[Data entries for graphics]

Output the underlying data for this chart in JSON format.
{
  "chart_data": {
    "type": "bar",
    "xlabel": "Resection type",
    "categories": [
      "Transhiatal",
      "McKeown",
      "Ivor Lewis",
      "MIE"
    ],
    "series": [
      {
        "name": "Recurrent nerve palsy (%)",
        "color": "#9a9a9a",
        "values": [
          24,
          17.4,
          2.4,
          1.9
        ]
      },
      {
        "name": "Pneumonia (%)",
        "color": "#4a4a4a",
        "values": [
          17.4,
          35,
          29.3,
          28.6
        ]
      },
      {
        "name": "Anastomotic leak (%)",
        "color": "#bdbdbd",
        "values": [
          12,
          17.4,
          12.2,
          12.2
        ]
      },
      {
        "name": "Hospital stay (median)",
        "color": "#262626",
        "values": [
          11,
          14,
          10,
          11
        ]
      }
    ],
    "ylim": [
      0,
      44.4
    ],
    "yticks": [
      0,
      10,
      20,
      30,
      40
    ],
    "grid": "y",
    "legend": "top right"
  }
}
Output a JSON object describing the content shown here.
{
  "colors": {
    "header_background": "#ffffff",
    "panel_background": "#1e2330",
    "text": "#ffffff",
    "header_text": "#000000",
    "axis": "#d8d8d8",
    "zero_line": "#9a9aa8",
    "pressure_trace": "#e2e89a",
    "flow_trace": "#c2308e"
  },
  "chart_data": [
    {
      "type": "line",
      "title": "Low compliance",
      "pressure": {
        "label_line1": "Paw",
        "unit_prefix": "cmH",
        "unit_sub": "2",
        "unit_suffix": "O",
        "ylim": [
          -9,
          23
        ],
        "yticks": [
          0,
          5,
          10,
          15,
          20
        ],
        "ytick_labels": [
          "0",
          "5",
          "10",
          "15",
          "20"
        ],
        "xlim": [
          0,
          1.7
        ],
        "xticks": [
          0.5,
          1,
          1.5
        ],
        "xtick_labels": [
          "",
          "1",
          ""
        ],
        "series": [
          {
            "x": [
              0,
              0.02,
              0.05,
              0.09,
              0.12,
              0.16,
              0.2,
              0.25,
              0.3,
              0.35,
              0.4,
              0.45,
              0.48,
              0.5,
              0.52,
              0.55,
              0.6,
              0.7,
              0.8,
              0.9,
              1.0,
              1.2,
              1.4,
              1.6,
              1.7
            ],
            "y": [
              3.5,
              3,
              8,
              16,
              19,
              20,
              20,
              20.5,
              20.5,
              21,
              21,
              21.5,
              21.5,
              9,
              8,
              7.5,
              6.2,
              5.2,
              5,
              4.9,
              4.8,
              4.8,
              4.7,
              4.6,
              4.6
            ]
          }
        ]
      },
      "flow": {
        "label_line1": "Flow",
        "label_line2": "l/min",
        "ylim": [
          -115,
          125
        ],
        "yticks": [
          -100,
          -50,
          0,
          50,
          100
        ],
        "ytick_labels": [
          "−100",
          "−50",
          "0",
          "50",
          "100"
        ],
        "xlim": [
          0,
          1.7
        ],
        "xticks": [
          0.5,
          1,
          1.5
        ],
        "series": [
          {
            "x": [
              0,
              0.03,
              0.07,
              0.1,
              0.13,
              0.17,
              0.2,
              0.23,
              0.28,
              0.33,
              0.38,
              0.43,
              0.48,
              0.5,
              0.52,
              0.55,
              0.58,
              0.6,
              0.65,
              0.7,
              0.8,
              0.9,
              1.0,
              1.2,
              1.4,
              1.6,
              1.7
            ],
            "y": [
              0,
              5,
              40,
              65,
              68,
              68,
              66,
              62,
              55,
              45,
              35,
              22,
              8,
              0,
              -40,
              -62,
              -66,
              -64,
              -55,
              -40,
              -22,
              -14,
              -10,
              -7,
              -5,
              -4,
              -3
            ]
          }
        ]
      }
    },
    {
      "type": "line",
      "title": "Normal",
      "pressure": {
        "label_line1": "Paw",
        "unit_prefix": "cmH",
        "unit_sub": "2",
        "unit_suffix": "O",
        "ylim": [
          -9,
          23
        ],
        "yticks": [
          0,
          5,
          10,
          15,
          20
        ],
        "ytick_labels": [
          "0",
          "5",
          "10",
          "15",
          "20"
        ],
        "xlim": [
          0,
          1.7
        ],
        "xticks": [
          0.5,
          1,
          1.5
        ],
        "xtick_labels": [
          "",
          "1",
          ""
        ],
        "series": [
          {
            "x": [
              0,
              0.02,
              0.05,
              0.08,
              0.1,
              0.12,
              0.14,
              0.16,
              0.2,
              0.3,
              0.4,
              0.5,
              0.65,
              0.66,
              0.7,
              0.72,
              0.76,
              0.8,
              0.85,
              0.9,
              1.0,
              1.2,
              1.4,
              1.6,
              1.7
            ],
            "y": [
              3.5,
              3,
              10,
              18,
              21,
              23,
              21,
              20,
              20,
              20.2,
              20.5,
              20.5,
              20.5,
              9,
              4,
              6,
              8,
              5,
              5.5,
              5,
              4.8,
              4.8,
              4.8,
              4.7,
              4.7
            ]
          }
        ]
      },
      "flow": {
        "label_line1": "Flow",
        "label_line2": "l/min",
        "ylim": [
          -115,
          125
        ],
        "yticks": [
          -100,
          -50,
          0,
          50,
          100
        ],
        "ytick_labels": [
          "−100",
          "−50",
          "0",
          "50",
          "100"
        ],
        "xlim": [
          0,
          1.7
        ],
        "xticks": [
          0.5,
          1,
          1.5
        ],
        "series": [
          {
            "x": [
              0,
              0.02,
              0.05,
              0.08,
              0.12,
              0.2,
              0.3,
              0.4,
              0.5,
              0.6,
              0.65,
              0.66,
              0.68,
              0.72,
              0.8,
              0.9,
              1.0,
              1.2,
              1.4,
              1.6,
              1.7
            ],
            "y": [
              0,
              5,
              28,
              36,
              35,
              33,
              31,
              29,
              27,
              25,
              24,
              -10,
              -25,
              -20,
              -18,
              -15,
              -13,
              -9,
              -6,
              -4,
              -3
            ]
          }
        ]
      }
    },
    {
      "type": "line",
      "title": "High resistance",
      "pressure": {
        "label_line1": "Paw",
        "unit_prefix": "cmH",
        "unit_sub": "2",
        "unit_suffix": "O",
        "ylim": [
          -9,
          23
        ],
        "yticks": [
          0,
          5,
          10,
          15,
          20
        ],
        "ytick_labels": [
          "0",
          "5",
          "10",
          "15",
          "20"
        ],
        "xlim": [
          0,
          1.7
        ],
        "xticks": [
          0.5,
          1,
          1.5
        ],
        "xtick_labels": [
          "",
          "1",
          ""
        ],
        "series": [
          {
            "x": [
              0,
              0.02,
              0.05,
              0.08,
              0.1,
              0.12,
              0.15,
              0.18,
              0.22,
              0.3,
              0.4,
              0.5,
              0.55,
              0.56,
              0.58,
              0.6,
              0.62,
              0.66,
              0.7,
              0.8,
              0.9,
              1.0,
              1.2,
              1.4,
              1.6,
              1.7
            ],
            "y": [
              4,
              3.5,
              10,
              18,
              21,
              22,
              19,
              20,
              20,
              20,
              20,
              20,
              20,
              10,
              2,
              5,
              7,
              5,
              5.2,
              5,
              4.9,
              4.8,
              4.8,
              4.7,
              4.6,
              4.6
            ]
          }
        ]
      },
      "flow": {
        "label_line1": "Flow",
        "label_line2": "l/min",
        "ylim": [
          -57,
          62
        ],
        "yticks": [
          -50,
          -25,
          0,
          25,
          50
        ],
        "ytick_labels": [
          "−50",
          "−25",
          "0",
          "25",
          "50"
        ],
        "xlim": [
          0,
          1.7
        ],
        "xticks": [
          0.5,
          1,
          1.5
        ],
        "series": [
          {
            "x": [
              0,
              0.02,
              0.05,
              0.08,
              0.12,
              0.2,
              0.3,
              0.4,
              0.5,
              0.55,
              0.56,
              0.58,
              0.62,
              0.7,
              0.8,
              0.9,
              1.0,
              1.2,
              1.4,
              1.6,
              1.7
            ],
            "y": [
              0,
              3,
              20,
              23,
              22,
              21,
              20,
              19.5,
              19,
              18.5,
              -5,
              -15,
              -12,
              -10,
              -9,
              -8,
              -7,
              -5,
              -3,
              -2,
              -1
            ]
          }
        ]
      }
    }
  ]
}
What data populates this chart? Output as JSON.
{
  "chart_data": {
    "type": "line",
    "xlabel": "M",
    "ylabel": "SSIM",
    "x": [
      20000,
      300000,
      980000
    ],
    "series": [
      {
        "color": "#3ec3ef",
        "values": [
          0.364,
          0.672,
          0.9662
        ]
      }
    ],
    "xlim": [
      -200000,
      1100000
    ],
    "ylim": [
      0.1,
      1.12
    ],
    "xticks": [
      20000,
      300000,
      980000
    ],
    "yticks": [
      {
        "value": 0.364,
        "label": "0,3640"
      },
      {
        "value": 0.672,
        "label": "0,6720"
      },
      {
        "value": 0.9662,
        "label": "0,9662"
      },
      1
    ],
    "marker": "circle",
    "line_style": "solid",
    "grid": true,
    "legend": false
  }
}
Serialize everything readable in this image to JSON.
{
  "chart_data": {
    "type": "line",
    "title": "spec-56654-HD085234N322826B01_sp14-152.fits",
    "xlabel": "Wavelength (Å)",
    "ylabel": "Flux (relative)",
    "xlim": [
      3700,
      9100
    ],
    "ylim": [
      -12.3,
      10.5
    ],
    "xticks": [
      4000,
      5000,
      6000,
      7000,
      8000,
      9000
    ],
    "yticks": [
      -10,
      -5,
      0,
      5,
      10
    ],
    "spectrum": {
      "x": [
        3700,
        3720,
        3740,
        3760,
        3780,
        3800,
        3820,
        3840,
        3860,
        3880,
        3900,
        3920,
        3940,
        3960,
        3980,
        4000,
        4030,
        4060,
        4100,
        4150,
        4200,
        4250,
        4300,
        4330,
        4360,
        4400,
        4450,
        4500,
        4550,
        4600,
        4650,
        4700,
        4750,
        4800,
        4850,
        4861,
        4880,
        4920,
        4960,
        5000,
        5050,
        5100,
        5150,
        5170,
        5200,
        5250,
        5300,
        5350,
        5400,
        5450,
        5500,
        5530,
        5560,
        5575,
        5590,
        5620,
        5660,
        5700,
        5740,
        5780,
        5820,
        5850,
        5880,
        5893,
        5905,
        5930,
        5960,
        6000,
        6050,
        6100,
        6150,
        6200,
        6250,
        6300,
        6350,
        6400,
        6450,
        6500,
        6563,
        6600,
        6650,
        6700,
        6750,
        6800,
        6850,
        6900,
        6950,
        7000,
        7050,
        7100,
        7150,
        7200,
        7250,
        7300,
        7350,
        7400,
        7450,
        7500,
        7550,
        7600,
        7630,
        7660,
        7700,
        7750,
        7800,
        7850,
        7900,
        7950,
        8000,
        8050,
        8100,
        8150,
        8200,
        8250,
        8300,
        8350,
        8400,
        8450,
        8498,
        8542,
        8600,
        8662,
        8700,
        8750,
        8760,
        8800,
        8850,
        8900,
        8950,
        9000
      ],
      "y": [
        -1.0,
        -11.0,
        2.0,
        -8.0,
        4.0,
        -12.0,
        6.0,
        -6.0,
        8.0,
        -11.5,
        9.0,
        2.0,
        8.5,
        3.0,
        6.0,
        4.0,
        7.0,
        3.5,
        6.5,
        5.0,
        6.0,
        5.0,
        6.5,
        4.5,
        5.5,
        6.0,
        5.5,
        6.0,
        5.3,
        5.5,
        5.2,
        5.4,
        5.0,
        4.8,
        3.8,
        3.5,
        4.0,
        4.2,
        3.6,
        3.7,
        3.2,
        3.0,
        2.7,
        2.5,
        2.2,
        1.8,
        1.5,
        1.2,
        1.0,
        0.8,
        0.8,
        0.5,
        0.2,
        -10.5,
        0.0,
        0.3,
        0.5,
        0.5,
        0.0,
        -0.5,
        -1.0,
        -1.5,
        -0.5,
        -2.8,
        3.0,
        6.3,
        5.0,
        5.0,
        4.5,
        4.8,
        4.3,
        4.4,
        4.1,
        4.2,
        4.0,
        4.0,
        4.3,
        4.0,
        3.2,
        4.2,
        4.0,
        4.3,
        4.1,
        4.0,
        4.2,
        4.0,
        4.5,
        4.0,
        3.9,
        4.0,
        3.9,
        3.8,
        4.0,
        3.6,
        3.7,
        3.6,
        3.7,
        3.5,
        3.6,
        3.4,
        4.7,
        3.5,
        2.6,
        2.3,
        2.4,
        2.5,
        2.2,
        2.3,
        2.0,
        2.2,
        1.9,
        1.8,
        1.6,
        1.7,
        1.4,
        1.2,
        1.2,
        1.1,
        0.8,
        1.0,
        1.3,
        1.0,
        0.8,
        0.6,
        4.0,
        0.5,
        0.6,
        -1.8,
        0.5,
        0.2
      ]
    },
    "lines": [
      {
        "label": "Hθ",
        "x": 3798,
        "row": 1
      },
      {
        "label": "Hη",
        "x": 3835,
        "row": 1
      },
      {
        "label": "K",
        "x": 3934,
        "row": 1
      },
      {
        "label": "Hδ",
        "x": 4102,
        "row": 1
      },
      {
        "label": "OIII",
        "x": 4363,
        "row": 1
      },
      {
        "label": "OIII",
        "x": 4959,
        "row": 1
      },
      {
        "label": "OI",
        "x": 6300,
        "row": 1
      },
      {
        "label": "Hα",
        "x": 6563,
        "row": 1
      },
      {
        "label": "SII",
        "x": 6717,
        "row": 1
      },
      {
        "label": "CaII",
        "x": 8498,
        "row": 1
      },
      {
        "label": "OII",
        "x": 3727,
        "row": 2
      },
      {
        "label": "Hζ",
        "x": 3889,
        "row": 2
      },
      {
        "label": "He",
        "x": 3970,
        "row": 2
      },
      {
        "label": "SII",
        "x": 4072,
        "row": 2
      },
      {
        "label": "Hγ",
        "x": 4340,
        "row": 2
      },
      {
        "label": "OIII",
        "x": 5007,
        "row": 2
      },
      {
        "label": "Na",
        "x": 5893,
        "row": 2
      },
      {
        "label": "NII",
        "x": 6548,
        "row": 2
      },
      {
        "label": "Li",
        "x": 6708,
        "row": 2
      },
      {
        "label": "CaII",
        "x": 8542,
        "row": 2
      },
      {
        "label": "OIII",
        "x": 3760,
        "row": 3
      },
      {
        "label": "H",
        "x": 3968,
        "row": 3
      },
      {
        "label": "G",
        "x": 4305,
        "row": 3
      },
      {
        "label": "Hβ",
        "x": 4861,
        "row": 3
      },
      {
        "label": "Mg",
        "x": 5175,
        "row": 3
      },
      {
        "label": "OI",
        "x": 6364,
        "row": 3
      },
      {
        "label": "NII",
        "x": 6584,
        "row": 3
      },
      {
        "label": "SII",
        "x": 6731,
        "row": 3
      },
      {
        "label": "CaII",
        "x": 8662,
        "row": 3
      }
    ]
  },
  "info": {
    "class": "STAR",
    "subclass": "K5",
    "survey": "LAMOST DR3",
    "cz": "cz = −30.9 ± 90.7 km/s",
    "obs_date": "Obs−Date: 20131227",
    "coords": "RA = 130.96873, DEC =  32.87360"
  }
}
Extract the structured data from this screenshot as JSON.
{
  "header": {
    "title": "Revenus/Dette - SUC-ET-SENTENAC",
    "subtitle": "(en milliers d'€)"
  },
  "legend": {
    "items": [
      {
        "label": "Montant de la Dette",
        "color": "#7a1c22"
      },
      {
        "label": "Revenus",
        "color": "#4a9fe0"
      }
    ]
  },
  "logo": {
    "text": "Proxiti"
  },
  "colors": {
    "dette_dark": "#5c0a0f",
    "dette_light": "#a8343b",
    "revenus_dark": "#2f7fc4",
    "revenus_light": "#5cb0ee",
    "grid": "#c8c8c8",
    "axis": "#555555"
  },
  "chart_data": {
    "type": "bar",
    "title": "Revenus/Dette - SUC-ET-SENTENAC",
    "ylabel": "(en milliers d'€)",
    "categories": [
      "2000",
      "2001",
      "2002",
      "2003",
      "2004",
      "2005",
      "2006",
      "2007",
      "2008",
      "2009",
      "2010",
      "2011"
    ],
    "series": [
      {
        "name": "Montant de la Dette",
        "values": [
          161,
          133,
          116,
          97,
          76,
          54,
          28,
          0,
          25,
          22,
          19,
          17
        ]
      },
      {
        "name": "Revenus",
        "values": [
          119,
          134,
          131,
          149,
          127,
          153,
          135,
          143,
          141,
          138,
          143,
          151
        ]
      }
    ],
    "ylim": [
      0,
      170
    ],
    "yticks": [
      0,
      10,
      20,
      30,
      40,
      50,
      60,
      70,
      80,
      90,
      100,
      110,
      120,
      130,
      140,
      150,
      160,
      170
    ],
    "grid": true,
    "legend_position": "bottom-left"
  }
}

--- WHAT THE TASK REQUIRES ---
Using the entries above, return each line in which the word "name" occurs.

--- SOLUTION ---
        "name": "Recurrent nerve palsy (%)",
        "name": "Pneumonia (%)",
        "name": "Anastomotic leak (%)",
        "name": "Hospital stay (median)",
        "name": "Montant de la Dette",
        "name": "Revenus",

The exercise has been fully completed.